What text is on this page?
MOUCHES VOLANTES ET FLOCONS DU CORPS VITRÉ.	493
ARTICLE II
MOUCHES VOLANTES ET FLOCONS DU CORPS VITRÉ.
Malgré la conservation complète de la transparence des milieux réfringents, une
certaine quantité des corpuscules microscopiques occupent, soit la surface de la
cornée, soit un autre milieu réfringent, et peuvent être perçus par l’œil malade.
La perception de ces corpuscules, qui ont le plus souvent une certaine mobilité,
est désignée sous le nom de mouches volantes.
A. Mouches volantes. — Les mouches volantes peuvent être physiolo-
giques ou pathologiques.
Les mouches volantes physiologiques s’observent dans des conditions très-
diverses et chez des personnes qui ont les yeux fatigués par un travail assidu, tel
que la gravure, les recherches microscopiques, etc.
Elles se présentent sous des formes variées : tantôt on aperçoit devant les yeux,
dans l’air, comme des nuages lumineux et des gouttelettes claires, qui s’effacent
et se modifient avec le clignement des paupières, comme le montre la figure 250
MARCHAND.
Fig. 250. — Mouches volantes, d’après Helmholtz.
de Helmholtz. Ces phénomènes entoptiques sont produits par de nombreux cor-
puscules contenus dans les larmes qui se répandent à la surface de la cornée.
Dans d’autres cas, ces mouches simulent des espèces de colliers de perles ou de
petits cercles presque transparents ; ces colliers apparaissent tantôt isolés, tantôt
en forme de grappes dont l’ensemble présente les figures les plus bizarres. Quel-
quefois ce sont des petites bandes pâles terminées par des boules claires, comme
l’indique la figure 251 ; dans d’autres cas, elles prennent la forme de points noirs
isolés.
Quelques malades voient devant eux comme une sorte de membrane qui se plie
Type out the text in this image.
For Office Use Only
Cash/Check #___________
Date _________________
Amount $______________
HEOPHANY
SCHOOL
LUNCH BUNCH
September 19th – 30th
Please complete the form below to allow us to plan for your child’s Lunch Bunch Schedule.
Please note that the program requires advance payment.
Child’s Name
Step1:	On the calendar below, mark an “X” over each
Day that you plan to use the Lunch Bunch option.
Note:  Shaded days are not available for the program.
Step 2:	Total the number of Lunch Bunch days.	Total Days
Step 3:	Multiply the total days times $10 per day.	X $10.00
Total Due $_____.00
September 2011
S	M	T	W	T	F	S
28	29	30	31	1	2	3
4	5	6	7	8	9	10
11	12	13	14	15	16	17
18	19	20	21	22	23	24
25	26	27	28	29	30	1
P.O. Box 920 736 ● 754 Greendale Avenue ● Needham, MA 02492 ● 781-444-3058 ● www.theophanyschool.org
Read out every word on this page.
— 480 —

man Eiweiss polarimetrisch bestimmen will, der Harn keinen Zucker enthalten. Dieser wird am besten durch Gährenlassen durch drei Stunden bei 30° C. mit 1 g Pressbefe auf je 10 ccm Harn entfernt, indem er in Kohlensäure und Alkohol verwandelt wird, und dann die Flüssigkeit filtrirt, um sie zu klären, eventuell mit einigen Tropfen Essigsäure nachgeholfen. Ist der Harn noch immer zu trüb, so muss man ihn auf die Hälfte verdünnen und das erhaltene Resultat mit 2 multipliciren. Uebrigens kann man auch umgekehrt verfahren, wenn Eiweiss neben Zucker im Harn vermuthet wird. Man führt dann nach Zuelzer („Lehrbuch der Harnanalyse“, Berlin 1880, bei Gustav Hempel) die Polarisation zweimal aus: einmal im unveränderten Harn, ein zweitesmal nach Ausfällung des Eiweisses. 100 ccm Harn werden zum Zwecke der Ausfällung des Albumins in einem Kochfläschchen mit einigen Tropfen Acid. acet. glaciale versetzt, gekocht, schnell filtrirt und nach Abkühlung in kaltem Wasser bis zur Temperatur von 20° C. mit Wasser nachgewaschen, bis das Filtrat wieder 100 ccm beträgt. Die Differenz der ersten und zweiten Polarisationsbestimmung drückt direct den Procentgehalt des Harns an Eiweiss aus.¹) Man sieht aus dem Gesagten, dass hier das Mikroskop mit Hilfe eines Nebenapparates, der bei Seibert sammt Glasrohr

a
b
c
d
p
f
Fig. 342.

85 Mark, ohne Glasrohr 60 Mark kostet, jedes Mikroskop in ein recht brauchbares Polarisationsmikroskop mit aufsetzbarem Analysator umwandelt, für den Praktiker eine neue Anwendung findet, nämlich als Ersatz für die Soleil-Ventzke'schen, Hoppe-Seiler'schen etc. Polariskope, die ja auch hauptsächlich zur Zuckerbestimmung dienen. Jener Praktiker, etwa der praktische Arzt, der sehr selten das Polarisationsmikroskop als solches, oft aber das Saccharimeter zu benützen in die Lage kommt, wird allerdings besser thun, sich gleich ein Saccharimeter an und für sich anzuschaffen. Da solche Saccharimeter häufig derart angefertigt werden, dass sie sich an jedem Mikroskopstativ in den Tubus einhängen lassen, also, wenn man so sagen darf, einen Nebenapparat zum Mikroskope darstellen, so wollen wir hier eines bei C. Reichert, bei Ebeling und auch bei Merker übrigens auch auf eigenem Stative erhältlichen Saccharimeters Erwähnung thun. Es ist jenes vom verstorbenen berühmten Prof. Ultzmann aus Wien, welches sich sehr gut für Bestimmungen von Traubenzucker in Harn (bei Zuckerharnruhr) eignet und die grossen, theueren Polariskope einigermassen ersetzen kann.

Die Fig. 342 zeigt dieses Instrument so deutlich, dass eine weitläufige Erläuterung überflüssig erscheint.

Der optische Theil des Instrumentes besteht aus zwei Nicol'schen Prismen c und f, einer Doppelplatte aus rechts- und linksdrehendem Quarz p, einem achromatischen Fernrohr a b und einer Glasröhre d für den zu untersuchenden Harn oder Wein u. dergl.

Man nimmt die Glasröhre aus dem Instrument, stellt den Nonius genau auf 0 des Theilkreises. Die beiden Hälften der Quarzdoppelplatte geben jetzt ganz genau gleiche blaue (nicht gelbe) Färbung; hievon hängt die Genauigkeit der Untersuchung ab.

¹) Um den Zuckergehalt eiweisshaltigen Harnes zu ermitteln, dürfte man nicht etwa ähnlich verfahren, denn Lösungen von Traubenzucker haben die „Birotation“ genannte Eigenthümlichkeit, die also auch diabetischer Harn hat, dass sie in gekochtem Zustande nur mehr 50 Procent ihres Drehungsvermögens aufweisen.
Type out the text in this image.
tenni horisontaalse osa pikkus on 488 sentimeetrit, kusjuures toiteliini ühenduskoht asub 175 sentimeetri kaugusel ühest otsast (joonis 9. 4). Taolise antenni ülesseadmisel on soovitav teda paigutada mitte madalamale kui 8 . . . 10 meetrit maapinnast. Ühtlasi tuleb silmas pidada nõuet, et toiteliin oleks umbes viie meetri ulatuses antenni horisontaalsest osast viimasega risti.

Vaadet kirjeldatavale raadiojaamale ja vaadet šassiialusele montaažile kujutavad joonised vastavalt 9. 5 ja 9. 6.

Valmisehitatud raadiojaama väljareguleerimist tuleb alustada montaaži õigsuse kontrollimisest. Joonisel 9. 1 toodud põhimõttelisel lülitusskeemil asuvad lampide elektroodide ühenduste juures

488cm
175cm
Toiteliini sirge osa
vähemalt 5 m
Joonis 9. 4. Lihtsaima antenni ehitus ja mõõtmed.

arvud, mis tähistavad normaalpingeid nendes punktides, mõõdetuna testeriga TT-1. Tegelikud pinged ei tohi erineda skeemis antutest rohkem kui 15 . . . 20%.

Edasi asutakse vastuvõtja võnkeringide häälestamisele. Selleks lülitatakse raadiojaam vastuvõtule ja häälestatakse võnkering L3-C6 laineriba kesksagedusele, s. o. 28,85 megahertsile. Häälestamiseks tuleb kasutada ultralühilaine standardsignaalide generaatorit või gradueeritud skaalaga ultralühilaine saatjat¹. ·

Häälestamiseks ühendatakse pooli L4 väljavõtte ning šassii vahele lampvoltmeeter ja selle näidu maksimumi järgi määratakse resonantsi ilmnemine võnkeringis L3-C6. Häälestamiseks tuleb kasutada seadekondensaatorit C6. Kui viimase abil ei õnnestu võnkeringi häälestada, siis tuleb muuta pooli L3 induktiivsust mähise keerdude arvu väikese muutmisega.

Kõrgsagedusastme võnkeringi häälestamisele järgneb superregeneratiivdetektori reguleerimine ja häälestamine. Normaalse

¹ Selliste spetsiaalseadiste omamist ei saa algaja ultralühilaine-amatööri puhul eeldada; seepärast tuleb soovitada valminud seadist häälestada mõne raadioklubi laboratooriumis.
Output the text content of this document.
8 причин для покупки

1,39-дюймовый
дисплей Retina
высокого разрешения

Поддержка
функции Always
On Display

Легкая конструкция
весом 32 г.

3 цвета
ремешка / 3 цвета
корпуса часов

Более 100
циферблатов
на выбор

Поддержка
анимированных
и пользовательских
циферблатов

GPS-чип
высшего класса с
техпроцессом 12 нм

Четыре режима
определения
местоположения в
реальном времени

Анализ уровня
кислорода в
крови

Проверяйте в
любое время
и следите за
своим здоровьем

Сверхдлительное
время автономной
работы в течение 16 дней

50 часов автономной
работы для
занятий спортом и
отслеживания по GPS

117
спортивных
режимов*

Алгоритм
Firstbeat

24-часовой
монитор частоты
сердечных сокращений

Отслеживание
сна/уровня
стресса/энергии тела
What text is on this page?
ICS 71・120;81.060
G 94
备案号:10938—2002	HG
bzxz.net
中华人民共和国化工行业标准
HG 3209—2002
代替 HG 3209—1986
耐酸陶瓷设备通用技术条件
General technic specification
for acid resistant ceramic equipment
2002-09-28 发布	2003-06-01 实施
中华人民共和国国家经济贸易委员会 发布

* * * * *

:: Exercise description ::
The lines to collect are those holding the string "Häälestamiseks"; copy them all.

:: Solution ::
Edasi asutakse vastuvõtja võnkeringide häälestamisele. Selleks lülitatakse raadiojaam vastuvõtule ja häälestatakse võnkering L3-C6 laineriba kesksagedusele, s. o. 28,85 megahertsile. Häälestamiseks tuleb kasutada ultralühilaine standardsignaalide generaatorit või gradueeritud skaalaga ultralühilaine saatjat¹. ·
Häälestamiseks ühendatakse pooli L4 väljavõtte ning šassii vahele lampvoltmeeter ja selle näidu maksimumi järgi määratakse resonantsi ilmnemine võnkeringis L3-C6. Häälestamiseks tuleb kasutada seadekondensaatorit C6. Kui viimase abil ei õnnestu võnkeringi häälestada, siis tuleb muuta pooli L3 induktiivsust mähise keerdude arvu väikese muutmisega.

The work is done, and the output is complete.